**The records:**
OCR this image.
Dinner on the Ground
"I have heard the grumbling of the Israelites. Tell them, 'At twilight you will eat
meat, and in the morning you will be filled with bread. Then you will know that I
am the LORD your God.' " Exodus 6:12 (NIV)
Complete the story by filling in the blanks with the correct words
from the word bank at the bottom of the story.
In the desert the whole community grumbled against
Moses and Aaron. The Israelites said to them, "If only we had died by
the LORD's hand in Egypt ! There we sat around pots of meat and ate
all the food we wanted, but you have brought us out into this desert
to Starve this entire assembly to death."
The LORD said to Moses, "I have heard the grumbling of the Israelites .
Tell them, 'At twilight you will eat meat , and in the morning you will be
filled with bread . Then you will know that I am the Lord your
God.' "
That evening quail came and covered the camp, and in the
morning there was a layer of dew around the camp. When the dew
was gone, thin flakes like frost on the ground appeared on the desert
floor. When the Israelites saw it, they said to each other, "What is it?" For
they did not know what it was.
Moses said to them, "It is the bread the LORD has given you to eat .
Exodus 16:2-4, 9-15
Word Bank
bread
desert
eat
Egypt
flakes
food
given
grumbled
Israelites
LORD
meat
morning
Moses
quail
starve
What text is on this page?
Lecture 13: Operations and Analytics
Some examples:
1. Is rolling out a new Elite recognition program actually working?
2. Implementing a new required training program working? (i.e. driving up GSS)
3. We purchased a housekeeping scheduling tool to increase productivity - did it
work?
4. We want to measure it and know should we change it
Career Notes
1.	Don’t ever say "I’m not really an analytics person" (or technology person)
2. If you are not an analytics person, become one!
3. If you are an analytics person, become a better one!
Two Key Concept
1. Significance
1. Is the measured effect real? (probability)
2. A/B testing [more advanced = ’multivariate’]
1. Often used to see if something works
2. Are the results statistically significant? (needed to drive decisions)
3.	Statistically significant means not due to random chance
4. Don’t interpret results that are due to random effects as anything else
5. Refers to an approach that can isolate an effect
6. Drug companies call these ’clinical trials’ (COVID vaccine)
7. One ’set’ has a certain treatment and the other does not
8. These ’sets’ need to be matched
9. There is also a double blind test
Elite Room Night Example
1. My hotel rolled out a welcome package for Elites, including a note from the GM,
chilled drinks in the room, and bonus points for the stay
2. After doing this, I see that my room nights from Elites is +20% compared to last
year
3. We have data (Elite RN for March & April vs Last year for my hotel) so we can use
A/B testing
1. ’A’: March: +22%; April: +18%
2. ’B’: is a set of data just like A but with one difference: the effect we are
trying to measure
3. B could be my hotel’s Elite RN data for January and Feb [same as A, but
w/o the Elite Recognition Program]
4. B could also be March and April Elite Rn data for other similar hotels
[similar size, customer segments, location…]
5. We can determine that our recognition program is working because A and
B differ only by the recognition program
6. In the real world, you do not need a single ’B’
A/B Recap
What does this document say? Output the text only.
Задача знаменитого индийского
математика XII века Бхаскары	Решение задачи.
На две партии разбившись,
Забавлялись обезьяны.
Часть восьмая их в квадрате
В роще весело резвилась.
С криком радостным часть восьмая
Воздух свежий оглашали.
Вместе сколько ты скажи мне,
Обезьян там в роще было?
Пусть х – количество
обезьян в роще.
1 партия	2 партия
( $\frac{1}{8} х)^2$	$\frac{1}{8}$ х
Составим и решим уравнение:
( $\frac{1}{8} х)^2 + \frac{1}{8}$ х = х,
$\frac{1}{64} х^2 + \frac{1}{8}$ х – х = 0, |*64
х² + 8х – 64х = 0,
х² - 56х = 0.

**What is needed:**
Set down the material above again, word for word.

**Output:**
OCR this image.
Dinner on the Ground
"I have heard the grumbling of the Israelites. Tell them, 'At twilight you will eat
meat, and in the morning you will be filled with bread. Then you will know that I
am the LORD your God.' " Exodus 6:12 (NIV)
Complete the story by filling in the blanks with the correct words
from the word bank at the bottom of the story.
In the desert the whole community grumbled against
Moses and Aaron. The Israelites said to them, "If only we had died by
the LORD's hand in Egypt ! There we sat around pots of meat and ate
all the food we wanted, but you have brought us out into this desert
to Starve this entire assembly to death."
The LORD said to Moses, "I have heard the grumbling of the Israelites .
Tell them, 'At twilight you will eat meat , and in the morning you will be
filled with bread . Then you will know that I am the Lord your
God.' "
That evening quail came and covered the camp, and in the
morning there was a layer of dew around the camp. When the dew
was gone, thin flakes like frost on the ground appeared on the desert
floor. When the Israelites saw it, they said to each other, "What is it?" For
they did not know what it was.
Moses said to them, "It is the bread the LORD has given you to eat .
Exodus 16:2-4, 9-15
Word Bank
bread
desert
eat
Egypt
flakes
food
given
grumbled
Israelites
LORD
meat
morning
Moses
quail
starve
What text is on this page?
Lecture 13: Operations and Analytics
Some examples:
1. Is rolling out a new Elite recognition program actually working?
2. Implementing a new required training program working? (i.e. driving up GSS)
3. We purchased a housekeeping scheduling tool to increase productivity - did it
work?
4. We want to measure it and know should we change it
Career Notes
1.	Don’t ever say "I’m not really an analytics person" (or technology person)
2. If you are not an analytics person, become one!
3. If you are an analytics person, become a better one!
Two Key Concept
1. Significance
1. Is the measured effect real? (probability)
2. A/B testing [more advanced = ’multivariate’]
1. Often used to see if something works
2. Are the results statistically significant? (needed to drive decisions)
3.	Statistically significant means not due to random chance
4. Don’t interpret results that are due to random effects as anything else
5. Refers to an approach that can isolate an effect
6. Drug companies call these ’clinical trials’ (COVID vaccine)
7. One ’set’ has a certain treatment and the other does not
8. These ’sets’ need to be matched
9. There is also a double blind test
Elite Room Night Example
1. My hotel rolled out a welcome package for Elites, including a note from the GM,
chilled drinks in the room, and bonus points for the stay
2. After doing this, I see that my room nights from Elites is +20% compared to last
year
3. We have data (Elite RN for March & April vs Last year for my hotel) so we can use
A/B testing
1. ’A’: March: +22%; April: +18%
2. ’B’: is a set of data just like A but with one difference: the effect we are
trying to measure
3. B could be my hotel’s Elite RN data for January and Feb [same as A, but
w/o the Elite Recognition Program]
4. B could also be March and April Elite Rn data for other similar hotels
[similar size, customer segments, location…]
5. We can determine that our recognition program is working because A and
B differ only by the recognition program
6. In the real world, you do not need a single ’B’
A/B Recap
What does this document say? Output the text only.
Задача знаменитого индийского
математика XII века Бхаскары	Решение задачи.
На две партии разбившись,
Забавлялись обезьяны.
Часть восьмая их в квадрате
В роще весело резвилась.
С криком радостным часть восьмая
Воздух свежий оглашали.
Вместе сколько ты скажи мне,
Обезьян там в роще было?
Пусть х – количество
обезьян в роще.
1 партия	2 партия
( $\frac{1}{8} х)^2$	$\frac{1}{8}$ х
Составим и решим уравнение:
( $\frac{1}{8} х)^2 + \frac{1}{8}$ х = х,
$\frac{1}{64} х^2 + \frac{1}{8}$ х – х = 0, |*64
х² + 8х – 64х = 0,
х² - 56х = 0.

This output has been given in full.